* Written task *
Output the full listing below exactly, without the pictures.

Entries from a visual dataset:
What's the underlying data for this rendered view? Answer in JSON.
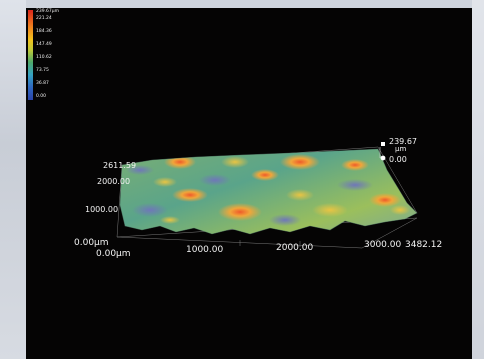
{
  "window": {
    "colors": {
      "background": "#050404",
      "frame": "#cfd4dd"
    }
  },
  "legend": {
    "title": "239.67µm",
    "ticks": [
      "221.24",
      "184.36",
      "147.49",
      "110.62",
      "73.75",
      "36.87",
      "0.00"
    ]
  },
  "axes": {
    "z_top_value": "239.67",
    "z_unit": "µm",
    "z_zero": "0.00",
    "y_max_label": "2611.59",
    "y_ticks": [
      "2000.00",
      "1000.00"
    ],
    "origin_labels": [
      "0.00µm",
      "0.00µm"
    ],
    "x_ticks": [
      "1000.00",
      "2000.00",
      "3000.00"
    ],
    "x_max_label": "3482.12"
  },
  "icons": [
    "zmax-marker-icon",
    "zmin-marker-icon"
  ]
}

* Full answer *
What's the underlying data for this rendered view? Answer in JSON.
{
  "window": {
    "colors": {
      "background": "#050404",
      "frame": "#cfd4dd"
    }
  },
  "legend": {
    "title": "239.67µm",
    "ticks": [
      "221.24",
      "184.36",
      "147.49",
      "110.62",
      "73.75",
      "36.87",
      "0.00"
    ]
  },
  "axes": {
    "z_top_value": "239.67",
    "z_unit": "µm",
    "z_zero": "0.00",
    "y_max_label": "2611.59",
    "y_ticks": [
      "2000.00",
      "1000.00"
    ],
    "origin_labels": [
      "0.00µm",
      "0.00µm"
    ],
    "x_ticks": [
      "1000.00",
      "2000.00",
      "3000.00"
    ],
    "x_max_label": "3482.12"
  },
  "icons": [
    "zmax-marker-icon",
    "zmin-marker-icon"
  ]
}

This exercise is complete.